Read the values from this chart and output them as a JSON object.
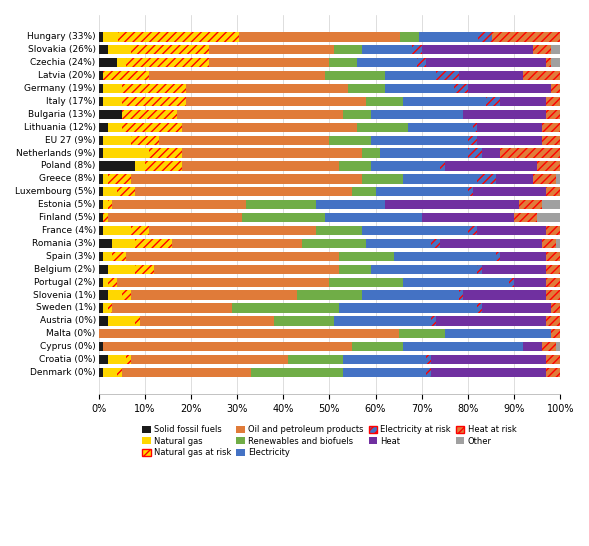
{
  "countries": [
    "Hungary (33%)",
    "Slovakia (26%)",
    "Czechia (24%)",
    "Latvia (20%)",
    "Germany (19%)",
    "Italy (17%)",
    "Bulgaria (13%)",
    "Lithuania (12%)",
    "EU 27 (9%)",
    "Netherlands (9%)",
    "Poland (8%)",
    "Greece (8%)",
    "Luxembourg (5%)",
    "Estonia (5%)",
    "Finland (5%)",
    "France (4%)",
    "Romania (3%)",
    "Spain (3%)",
    "Belgium (2%)",
    "Portugal (2%)",
    "Slovenia (1%)",
    "Sweden (1%)",
    "Austria (0%)",
    "Malta (0%)",
    "Cyprus (0%)",
    "Croatia (0%)",
    "Denmark (0%)"
  ],
  "categories": [
    "Solid fossil fuels",
    "Natural gas",
    "Natural gas at risk",
    "Oil and petroleum products",
    "Renewables and biofuels",
    "Electricity",
    "Electricity at risk",
    "Heat",
    "Heat at risk",
    "Other"
  ],
  "cat_base_colors": [
    "#1a1a1a",
    "#ffd700",
    "#ffd700",
    "#e07b39",
    "#70ad47",
    "#4472c4",
    "#4472c4",
    "#7030a0",
    "#e07b39",
    "#a0a0a0"
  ],
  "cat_hatch": [
    false,
    false,
    true,
    false,
    false,
    false,
    true,
    false,
    true,
    false
  ],
  "data": [
    [
      1,
      3,
      25,
      33,
      4,
      12,
      3,
      0,
      14,
      0
    ],
    [
      2,
      5,
      17,
      27,
      6,
      11,
      2,
      24,
      4,
      2
    ],
    [
      4,
      2,
      18,
      26,
      6,
      13,
      2,
      26,
      1,
      2
    ],
    [
      1,
      0,
      10,
      38,
      13,
      11,
      5,
      14,
      8,
      0
    ],
    [
      1,
      4,
      14,
      35,
      8,
      15,
      3,
      18,
      2,
      0
    ],
    [
      1,
      4,
      14,
      39,
      8,
      18,
      3,
      10,
      3,
      0
    ],
    [
      5,
      0,
      12,
      36,
      6,
      20,
      0,
      18,
      3,
      0
    ],
    [
      2,
      3,
      13,
      38,
      11,
      14,
      1,
      14,
      4,
      0
    ],
    [
      1,
      6,
      6,
      37,
      9,
      21,
      2,
      14,
      4,
      0
    ],
    [
      1,
      10,
      7,
      39,
      4,
      19,
      3,
      4,
      13,
      0
    ],
    [
      8,
      2,
      8,
      34,
      7,
      15,
      1,
      20,
      5,
      0
    ],
    [
      1,
      1,
      5,
      50,
      9,
      16,
      4,
      8,
      5,
      1
    ],
    [
      1,
      3,
      4,
      47,
      5,
      20,
      1,
      16,
      3,
      0
    ],
    [
      1,
      1,
      1,
      29,
      15,
      15,
      0,
      29,
      5,
      4
    ],
    [
      1,
      0,
      1,
      29,
      18,
      21,
      0,
      20,
      5,
      5
    ],
    [
      1,
      6,
      4,
      36,
      10,
      23,
      2,
      15,
      3,
      0
    ],
    [
      3,
      5,
      8,
      28,
      14,
      14,
      2,
      22,
      3,
      1
    ],
    [
      1,
      2,
      3,
      46,
      12,
      22,
      1,
      10,
      3,
      0
    ],
    [
      2,
      6,
      4,
      40,
      7,
      23,
      1,
      14,
      3,
      0
    ],
    [
      1,
      1,
      2,
      46,
      16,
      23,
      1,
      7,
      3,
      0
    ],
    [
      2,
      3,
      2,
      36,
      14,
      21,
      1,
      18,
      3,
      0
    ],
    [
      1,
      1,
      1,
      26,
      23,
      30,
      1,
      15,
      2,
      0
    ],
    [
      2,
      6,
      1,
      29,
      13,
      21,
      1,
      24,
      3,
      0
    ],
    [
      0,
      0,
      0,
      65,
      10,
      23,
      0,
      0,
      2,
      0
    ],
    [
      1,
      0,
      0,
      54,
      11,
      26,
      0,
      4,
      3,
      1
    ],
    [
      2,
      4,
      1,
      34,
      12,
      18,
      1,
      25,
      3,
      0
    ],
    [
      1,
      3,
      1,
      28,
      20,
      18,
      1,
      25,
      3,
      0
    ]
  ],
  "legend_order": [
    [
      0,
      "Solid fossil fuels",
      "#1a1a1a",
      false
    ],
    [
      1,
      "Natural gas",
      "#ffd700",
      false
    ],
    [
      2,
      "Natural gas at risk",
      "#ffd700",
      true
    ],
    [
      3,
      "Oil and petroleum products",
      "#e07b39",
      false
    ],
    [
      4,
      "Renewables and biofuels",
      "#70ad47",
      false
    ],
    [
      5,
      "Electricity",
      "#4472c4",
      false
    ],
    [
      6,
      "Electricity at risk",
      "#4472c4",
      true
    ],
    [
      7,
      "Heat",
      "#7030a0",
      false
    ],
    [
      8,
      "Heat at risk",
      "#e07b39",
      true
    ],
    [
      9,
      "Other",
      "#a0a0a0",
      false
    ]
  ]
}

◇ ◇ ◇ ◇ ◇

> REQUEST
Collect from the data above every line that includes "Solid".

> TASK OUTPUT
    "Solid fossil fuels",
      "Solid fossil fuels",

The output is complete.